====== DATA SHOWN ======

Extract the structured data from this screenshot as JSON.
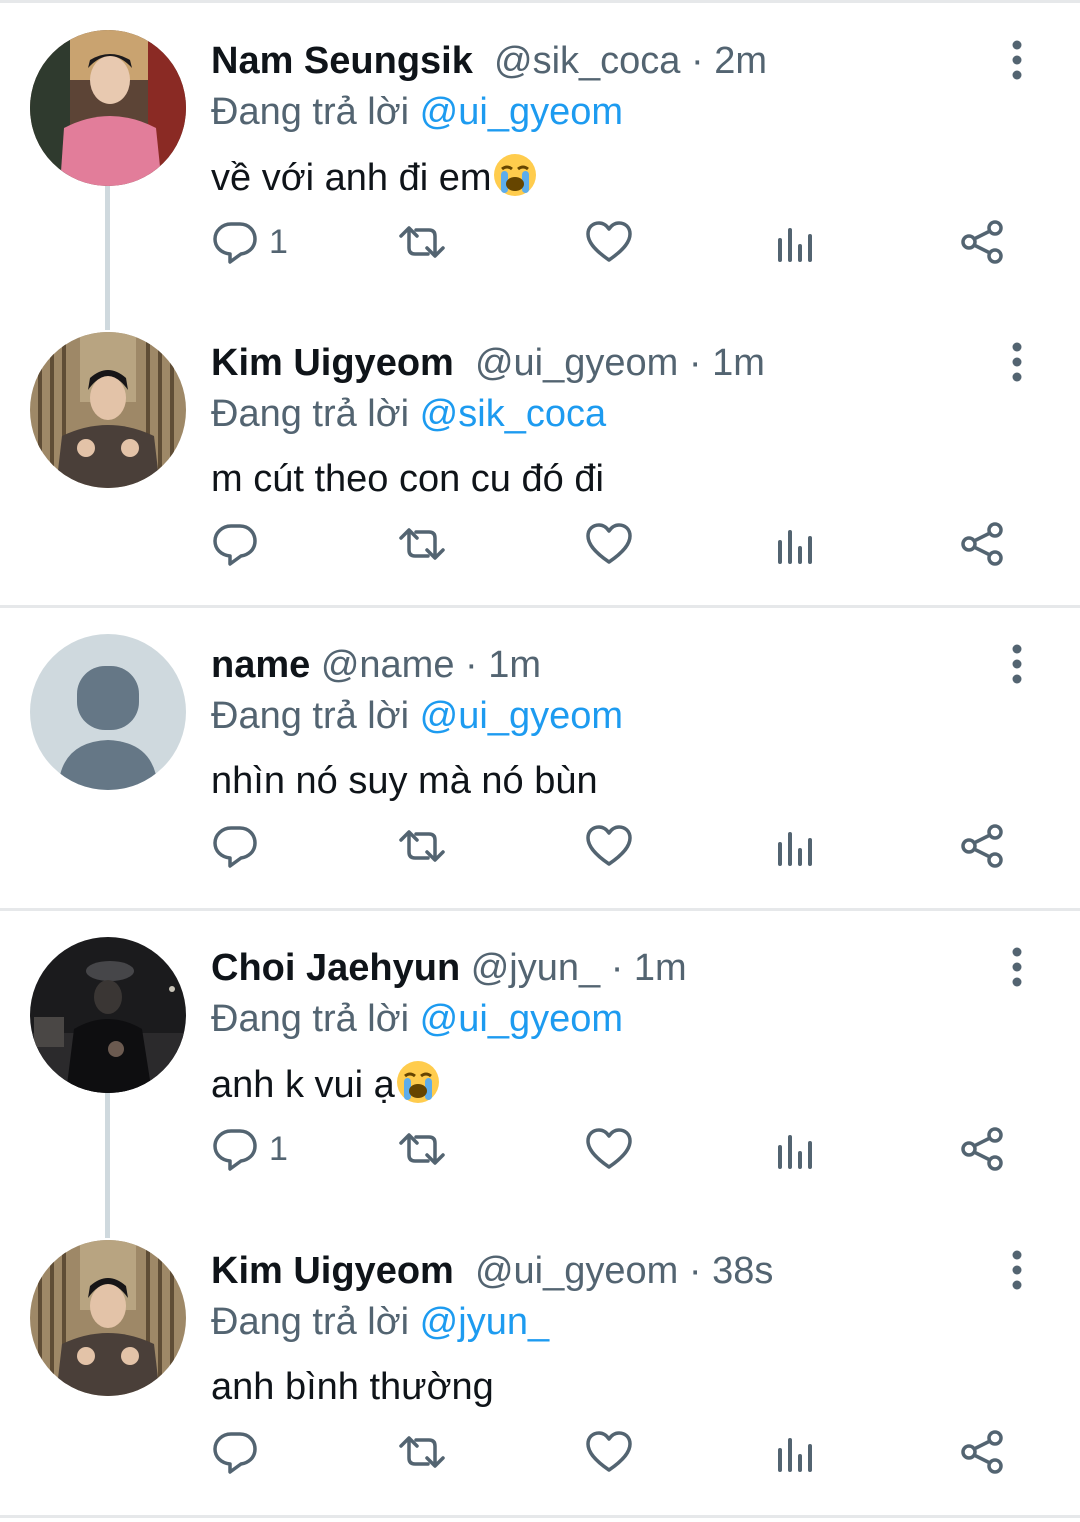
{
  "reply_prefix": "Đang trả lời",
  "tweets": [
    {
      "name": "Nam Seungsik",
      "handle": "@sik_coca",
      "time": "2m",
      "reply_to": "@ui_gyeom",
      "text": "về với anh đi em",
      "emoji": "loudly-crying-face",
      "reply_count": "1",
      "avatar": "photo-pink-sweater"
    },
    {
      "name": "Kim Uigyeom",
      "handle": "@ui_gyeom",
      "time": "1m",
      "reply_to": "@sik_coca",
      "text": "m cút theo con cu đó đi",
      "emoji": "",
      "reply_count": "",
      "avatar": "photo-brown-jacket"
    },
    {
      "name": "name",
      "handle": "@name",
      "time": "1m",
      "reply_to": "@ui_gyeom",
      "text": "nhìn nó suy mà nó bùn",
      "emoji": "",
      "reply_count": "",
      "avatar": "default-profile"
    },
    {
      "name": "Choi Jaehyun",
      "handle": "@jyun_",
      "time": "1m",
      "reply_to": "@ui_gyeom",
      "text": "anh k vui ạ",
      "emoji": "loudly-crying-face",
      "reply_count": "1",
      "avatar": "photo-dark-night"
    },
    {
      "name": "Kim Uigyeom",
      "handle": "@ui_gyeom",
      "time": "38s",
      "reply_to": "@jyun_",
      "text": "anh bình thường",
      "emoji": "",
      "reply_count": "",
      "avatar": "photo-brown-jacket"
    }
  ],
  "icons": [
    "reply-icon",
    "retweet-icon",
    "like-icon",
    "views-icon",
    "share-icon",
    "more-icon"
  ],
  "colors": {
    "text": "#0f1419",
    "secondary": "#536471",
    "mention": "#1d9bf0",
    "thread_line": "#cfd9de",
    "separator": "#e6e8ea"
  }
}
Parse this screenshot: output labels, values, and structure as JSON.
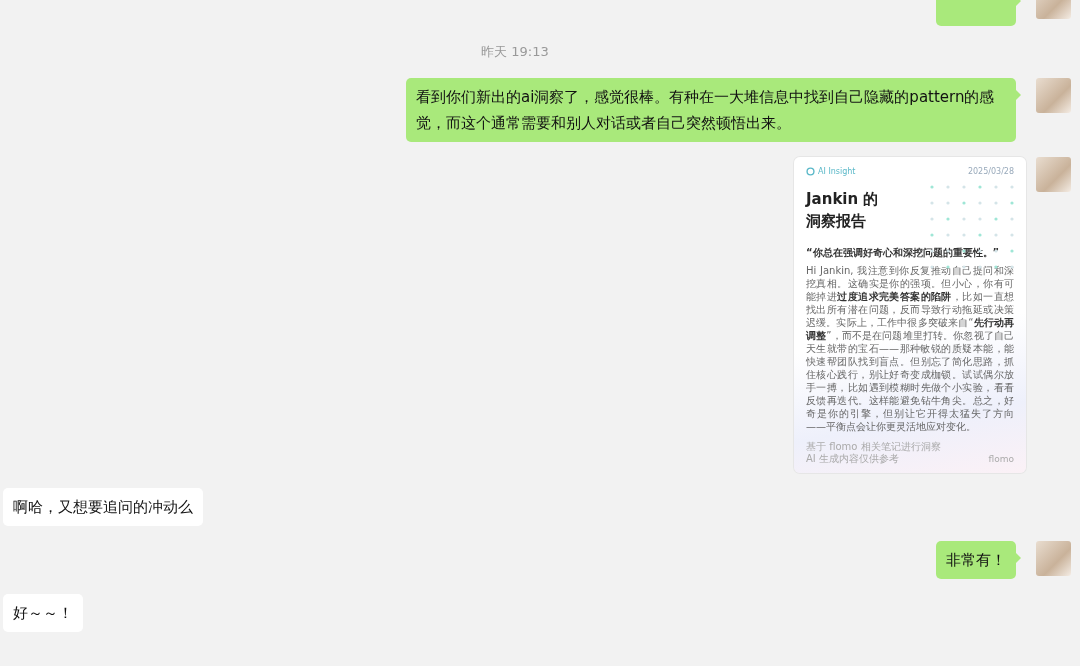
{
  "messages": [
    {
      "kind": "clipped",
      "outgoing": true
    },
    {
      "kind": "time",
      "text": "昨天 19:13"
    },
    {
      "kind": "text",
      "outgoing": true,
      "text": "看到你们新出的ai洞察了，感觉很棒。有种在一大堆信息中找到自己隐藏的pattern的感觉，而这个通常需要和别人对话或者自己突然顿悟出来。"
    },
    {
      "kind": "card",
      "outgoing": true,
      "card": {
        "brand": "AI Insight",
        "date": "2025/03/28",
        "title": [
          "Jankin 的",
          "洞察报告"
        ],
        "quote": "“你总在强调好奇心和深挖问题的重要性。”",
        "body": "Hi Jankin, 我注意到你反复推动自己提问和深挖真相。这确实是你的强项。但小心，你有可能掉进**过度追求完美答案的陷阱**，比如一直想找出所有潜在问题，反而导致行动拖延或决策迟缓。实际上，工作中很多突破来自“**先行动再调整**”，而不是在问题堆里打转。你忽视了自己天生就带的宝石——那种敏锐的质疑本能，能快速帮团队找到盲点。但别忘了简化思路，抓住核心践行，别让好奇变成枷锁。试试偶尔放手一搏，比如遇到模糊时先做个小实验，看看反馈再迭代。这样能避免钻牛角尖。总之，好奇是你的引擎，但别让它开得太猛失了方向——平衡点会让你更灵活地应对变化。",
        "footer": [
          "基于 flomo 相关笔记进行洞察",
          "AI 生成内容仅供参考"
        ],
        "logo": "flomo"
      }
    },
    {
      "kind": "text",
      "outgoing": false,
      "text": "啊哈，又想要追问的冲动么"
    },
    {
      "kind": "text",
      "outgoing": true,
      "text": "非常有！"
    },
    {
      "kind": "text",
      "outgoing": false,
      "text": "好～～！"
    }
  ]
}
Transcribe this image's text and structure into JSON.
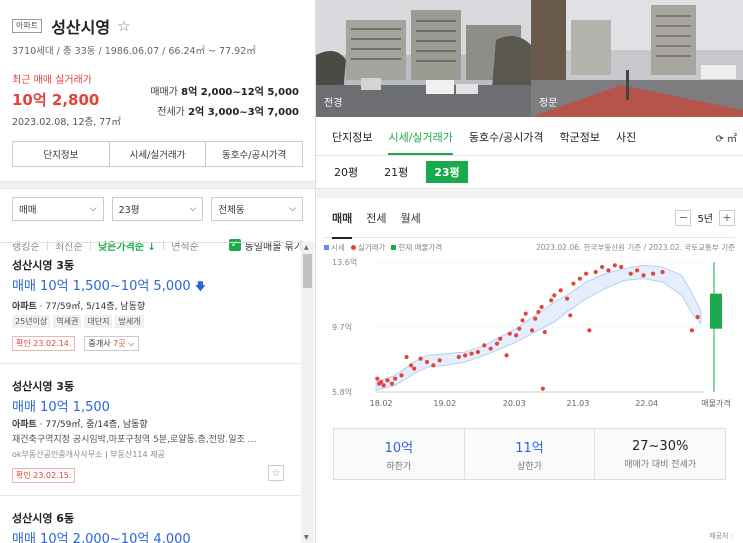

======

[EXERCISE INSTRUCTIONS] Copy out the records above in full, exactly as written, but not the pictures.

[SOLUTION]
Extract the structured data from this screenshot as JSON.
{
  "reply_prefix": "Đang trả lời",
  "tweets": [
    {
      "name": "Nam Seungsik",
      "handle": "@sik_coca",
      "time": "2m",
      "reply_to": "@ui_gyeom",
      "text": "về với anh đi em",
      "emoji": "loudly-crying-face",
      "reply_count": "1",
      "avatar": "photo-pink-sweater"
    },
    {
      "name": "Kim Uigyeom",
      "handle": "@ui_gyeom",
      "time": "1m",
      "reply_to": "@sik_coca",
      "text": "m cút theo con cu đó đi",
      "emoji": "",
      "reply_count": "",
      "avatar": "photo-brown-jacket"
    },
    {
      "name": "name",
      "handle": "@name",
      "time": "1m",
      "reply_to": "@ui_gyeom",
      "text": "nhìn nó suy mà nó bùn",
      "emoji": "",
      "reply_count": "",
      "avatar": "default-profile"
    },
    {
      "name": "Choi Jaehyun",
      "handle": "@jyun_",
      "time": "1m",
      "reply_to": "@ui_gyeom",
      "text": "anh k vui ạ",
      "emoji": "loudly-crying-face",
      "reply_count": "1",
      "avatar": "photo-dark-night"
    },
    {
      "name": "Kim Uigyeom",
      "handle": "@ui_gyeom",
      "time": "38s",
      "reply_to": "@jyun_",
      "text": "anh bình thường",
      "emoji": "",
      "reply_count": "",
      "avatar": "photo-brown-jacket"
    }
  ],
  "icons": [
    "reply-icon",
    "retweet-icon",
    "like-icon",
    "views-icon",
    "share-icon",
    "more-icon"
  ],
  "colors": {
    "text": "#0f1419",
    "secondary": "#536471",
    "mention": "#1d9bf0",
    "thread_line": "#cfd9de",
    "separator": "#e6e8ea"
  }
}
Parse this screenshot: output labels, values, and structure as JSON.
{
  "messages": [
    {
      "kind": "clipped",
      "outgoing": true
    },
    {
      "kind": "time",
      "text": "昨天 19:13"
    },
    {
      "kind": "text",
      "outgoing": true,
      "text": "看到你们新出的ai洞察了，感觉很棒。有种在一大堆信息中找到自己隐藏的pattern的感觉，而这个通常需要和别人对话或者自己突然顿悟出来。"
    },
    {
      "kind": "card",
      "outgoing": true,
      "card": {
        "brand": "AI Insight",
        "date": "2025/03/28",
        "title": [
          "Jankin 的",
          "洞察报告"
        ],
        "quote": "“你总在强调好奇心和深挖问题的重要性。”",
        "body": "Hi Jankin, 我注意到你反复推动自己提问和深挖真相。这确实是你的强项。但小心，你有可能掉进**过度追求完美答案的陷阱**，比如一直想找出所有潜在问题，反而导致行动拖延或决策迟缓。实际上，工作中很多突破来自“**先行动再调整**”，而不是在问题堆里打转。你忽视了自己天生就带的宝石——那种敏锐的质疑本能，能快速帮团队找到盲点。但别忘了简化思路，抓住核心践行，别让好奇变成枷锁。试试偶尔放手一搏，比如遇到模糊时先做个小实验，看看反馈再迭代。这样能避免钻牛角尖。总之，好奇是你的引擎，但别让它开得太猛失了方向——平衡点会让你更灵活地应对变化。",
        "footer": [
          "基于 flomo 相关笔记进行洞察",
          "AI 生成内容仅供参考"
        ],
        "logo": "flomo"
      }
    },
    {
      "kind": "text",
      "outgoing": false,
      "text": "啊哈，又想要追问的冲动么"
    },
    {
      "kind": "text",
      "outgoing": true,
      "text": "非常有！"
    },
    {
      "kind": "text",
      "outgoing": false,
      "text": "好～～！"
    }
  ]
}
Transcribe this image's text and structure into JSON.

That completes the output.